_Problem to work on_
Using the records below, give the number of lines where the word "Specific" appears, with no further output.

_Data rows_

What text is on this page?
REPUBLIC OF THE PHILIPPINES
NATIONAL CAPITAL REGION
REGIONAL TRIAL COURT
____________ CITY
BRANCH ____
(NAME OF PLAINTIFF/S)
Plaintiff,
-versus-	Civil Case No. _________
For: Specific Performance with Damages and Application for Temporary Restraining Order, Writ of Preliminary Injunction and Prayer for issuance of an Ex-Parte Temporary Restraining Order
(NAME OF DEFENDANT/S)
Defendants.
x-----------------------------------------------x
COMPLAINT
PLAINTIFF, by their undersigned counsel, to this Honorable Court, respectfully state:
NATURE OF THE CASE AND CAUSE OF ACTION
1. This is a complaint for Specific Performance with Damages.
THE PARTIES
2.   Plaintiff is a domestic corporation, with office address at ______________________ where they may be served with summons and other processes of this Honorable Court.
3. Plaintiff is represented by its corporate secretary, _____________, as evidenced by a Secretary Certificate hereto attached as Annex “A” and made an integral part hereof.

_Complete answer_
2